> _PROBLEM DETAILS_: Within the records that follow, find every line containing the string "them". Copy those lines.
───── MATERIAL PROVIDED
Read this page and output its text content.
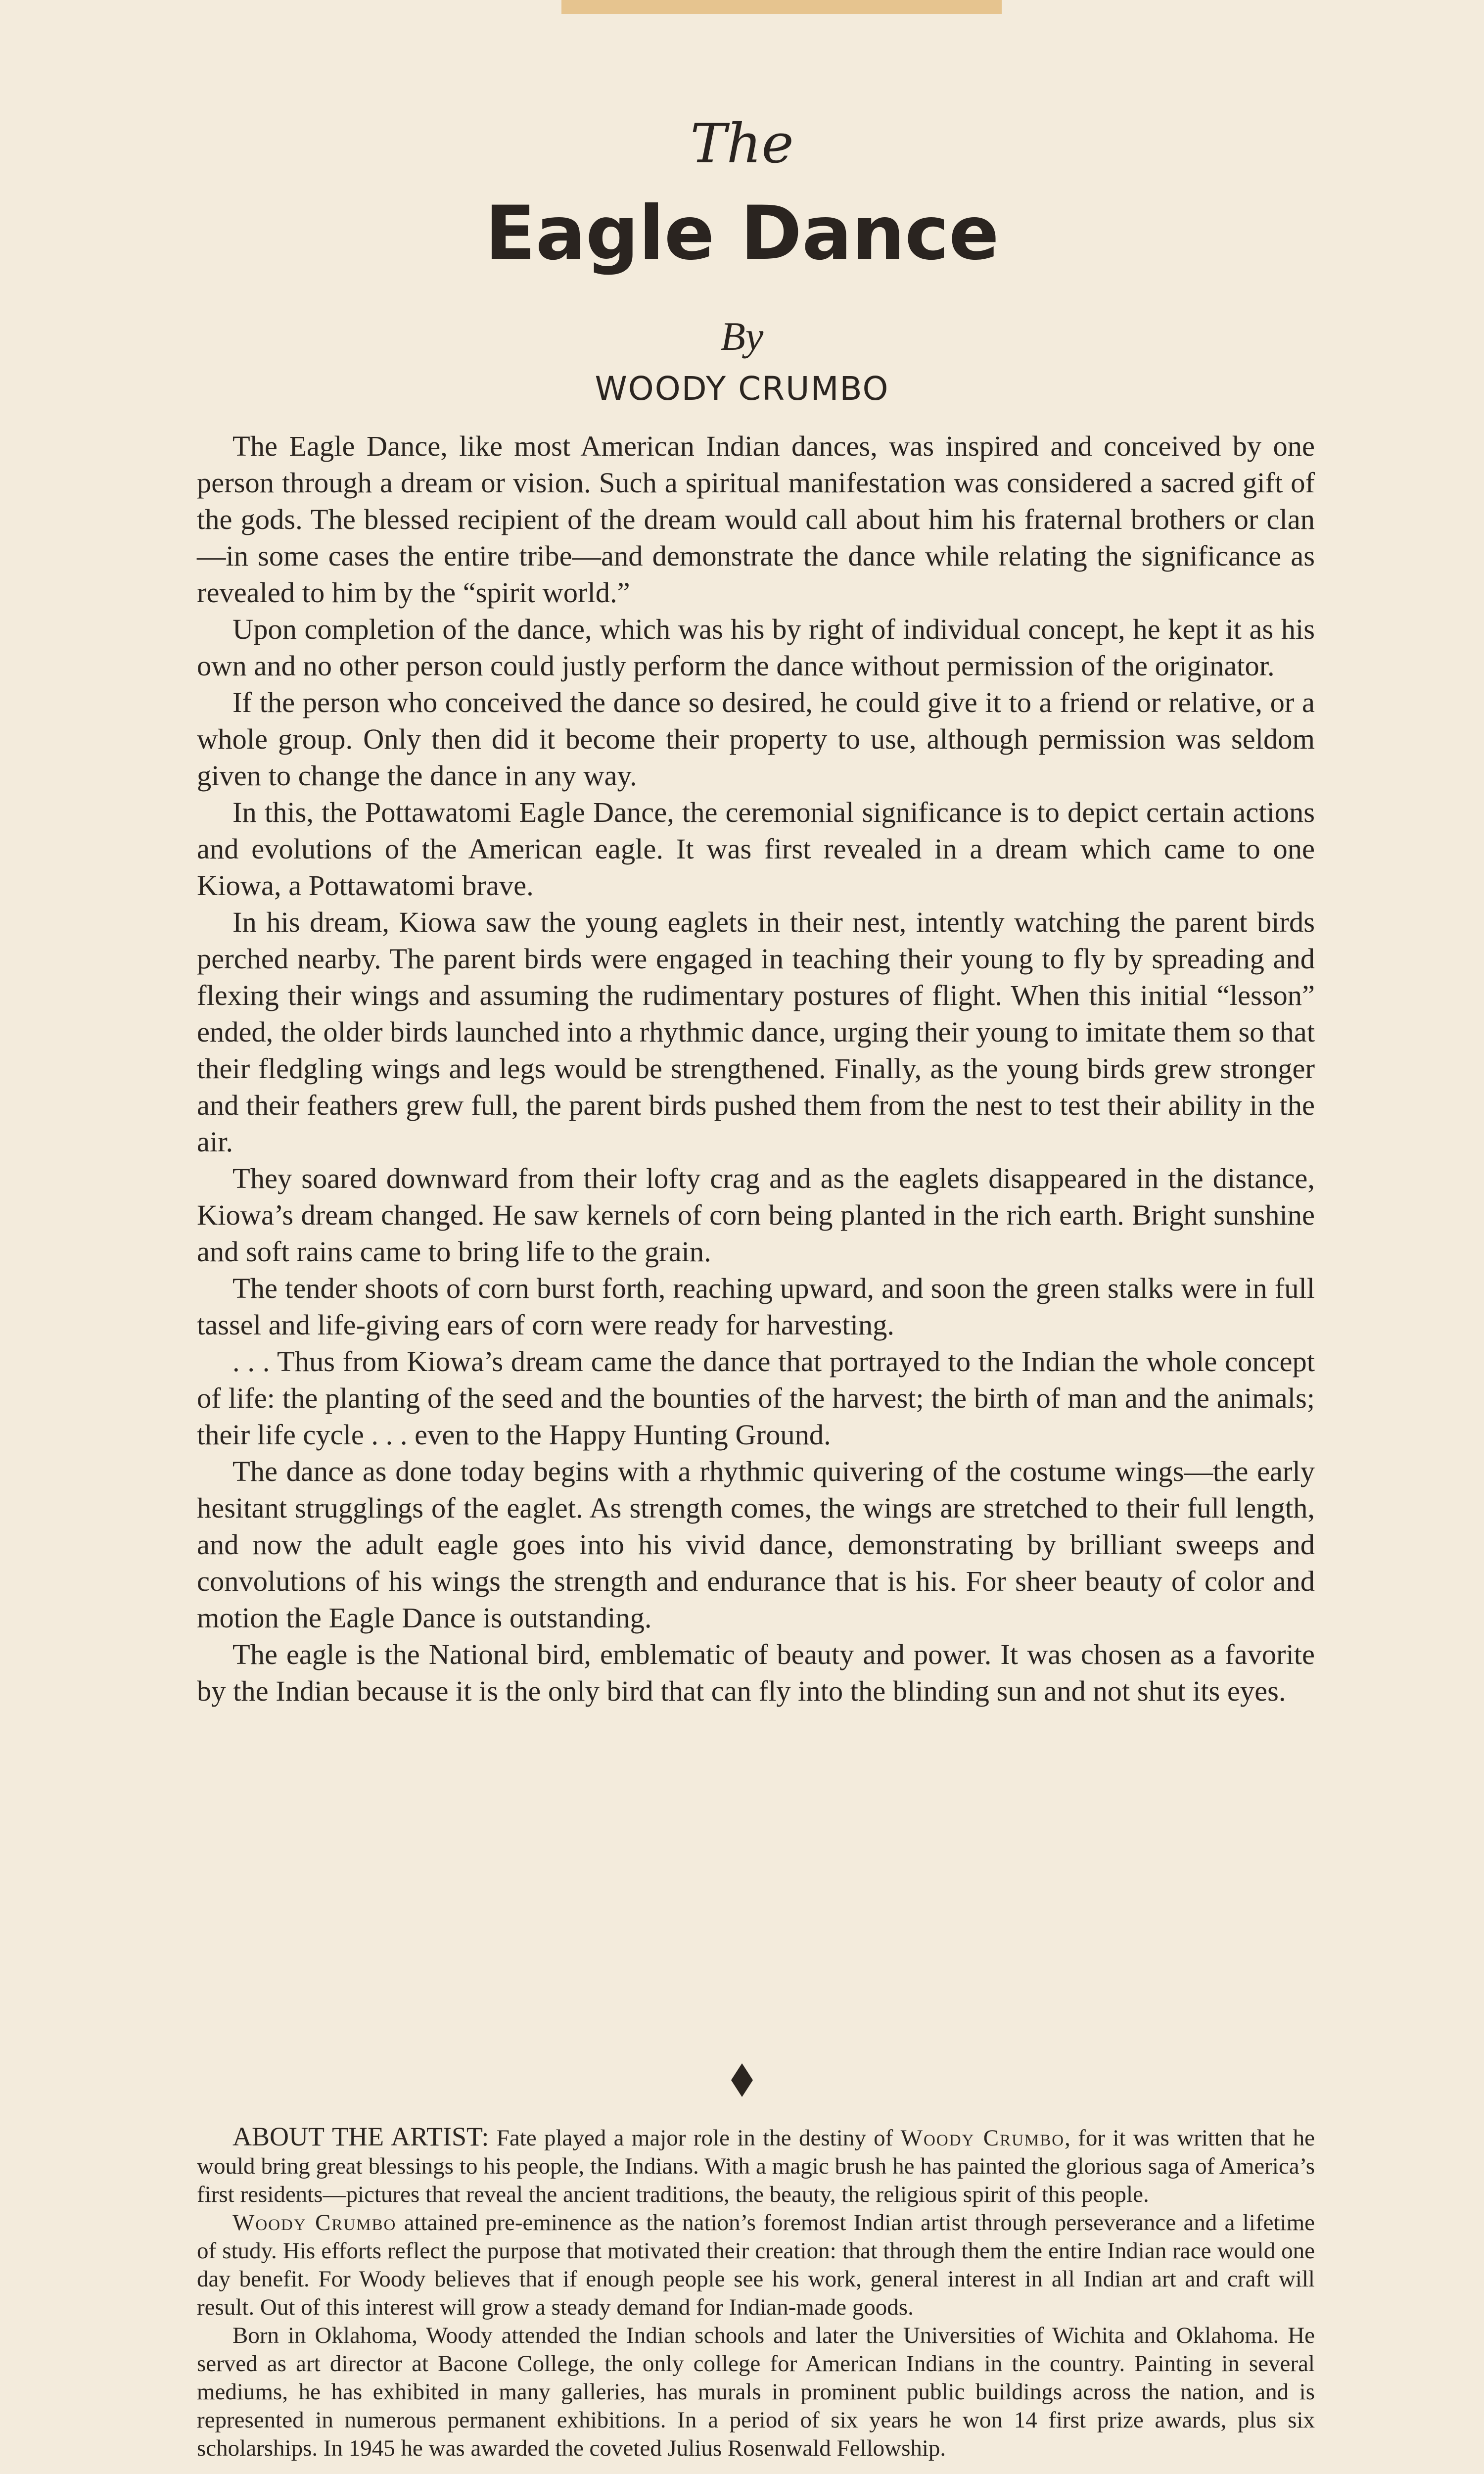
The
Eagle Dance
By
WOODY CRUMBO

The Eagle Dance, like most American Indian dances, was inspired and conceived by one person through a dream or vision. Such a spiritual manifestation was considered a sacred gift of the gods. The blessed recipient of the dream would call about him his fraternal brothers or clan—in some cases the entire tribe—and demonstrate the dance while relating the significance as revealed to him by the “spirit world.”

Upon completion of the dance, which was his by right of individual concept, he kept it as his own and no other person could justly perform the dance without permission of the originator.

If the person who conceived the dance so desired, he could give it to a friend or relative, or a whole group. Only then did it become their property to use, although permission was seldom given to change the dance in any way.

In this, the Pottawatomi Eagle Dance, the ceremonial significance is to depict certain actions and evolutions of the American eagle. It was first revealed in a dream which came to one Kiowa, a Pottawatomi brave.

In his dream, Kiowa saw the young eaglets in their nest, intently watching the parent birds perched nearby. The parent birds were engaged in teaching their young to fly by spreading and flexing their wings and assuming the rudimentary postures of flight. When this initial “lesson” ended, the older birds launched into a rhythmic dance, urging their young to imitate them so that their fledgling wings and legs would be strengthened. Finally, as the young birds grew stronger and their feathers grew full, the parent birds pushed them from the nest to test their ability in the air.

They soared downward from their lofty crag and as the eaglets disappeared in the distance, Kiowa’s dream changed. He saw kernels of corn being planted in the rich earth. Bright sunshine and soft rains came to bring life to the grain.

The tender shoots of corn burst forth, reaching upward, and soon the green stalks were in full tassel and life-giving ears of corn were ready for harvesting.

. . . Thus from Kiowa’s dream came the dance that portrayed to the Indian the whole concept of life: the planting of the seed and the bounties of the harvest; the birth of man and the animals; their life cycle . . . even to the Happy Hunting Ground.

The dance as done today begins with a rhythmic quivering of the costume wings—the early hesitant strugglings of the eaglet. As strength comes, the wings are stretched to their full length, and now the adult eagle goes into his vivid dance, demonstrating by brilliant sweeps and convolutions of his wings the strength and endurance that is his. For sheer beauty of color and motion the Eagle Dance is outstanding.

The eagle is the National bird, emblematic of beauty and power. It was chosen as a favorite by the Indian because it is the only bird that can fly into the blinding sun and not shut its eyes.

ABOUT THE ARTIST: Fate played a major role in the destiny of Woody Crumbo, for it was written that he would bring great blessings to his people, the Indians. With a magic brush he has painted the glorious saga of America’s first residents—pictures that reveal the ancient traditions, the beauty, the religious spirit of this people.

Woody Crumbo attained pre-eminence as the nation’s foremost Indian artist through perseverance and a lifetime of study. His efforts reflect the purpose that motivated their creation: that through them the entire Indian race would one day benefit. For Woody believes that if enough people see his work, general interest in all Indian art and craft will result. Out of this interest will grow a steady demand for Indian-made goods.

Born in Oklahoma, Woody attended the Indian schools and later the Universities of Wichita and Oklahoma. He served as art director at Bacone College, the only college for American Indians in the country. Painting in several mediums, he has exhibited in many galleries, has murals in prominent public buildings across the nation, and is represented in numerous permanent exhibitions. In a period of six years he won 14 first prize awards, plus six scholarships. In 1945 he was awarded the coveted Julius Rosenwald Fellowship.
──────────
> _TASK OUTPUT_:
In his dream, Kiowa saw the young eaglets in their nest, intently watching the parent birds perched nearby. The parent birds were engaged in teaching their young to fly by spreading and flexing their wings and assuming the rudimentary postures of flight. When this initial “lesson” ended, the older birds launched into a rhythmic dance, urging their young to imitate them so that their fledgling wings and legs would be strengthened. Finally, as the young birds grew stronger and their feathers grew full, the parent birds pushed them from the nest to test their ability in the air.
Woody Crumbo attained pre-eminence as the nation’s foremost Indian artist through perseverance and a lifetime of study. His efforts reflect the purpose that motivated their creation: that through them the entire Indian race would one day benefit. For Woody believes that if enough people see his work, general interest in all Indian art and craft will result. Out of this interest will grow a steady demand for Indian-made goods.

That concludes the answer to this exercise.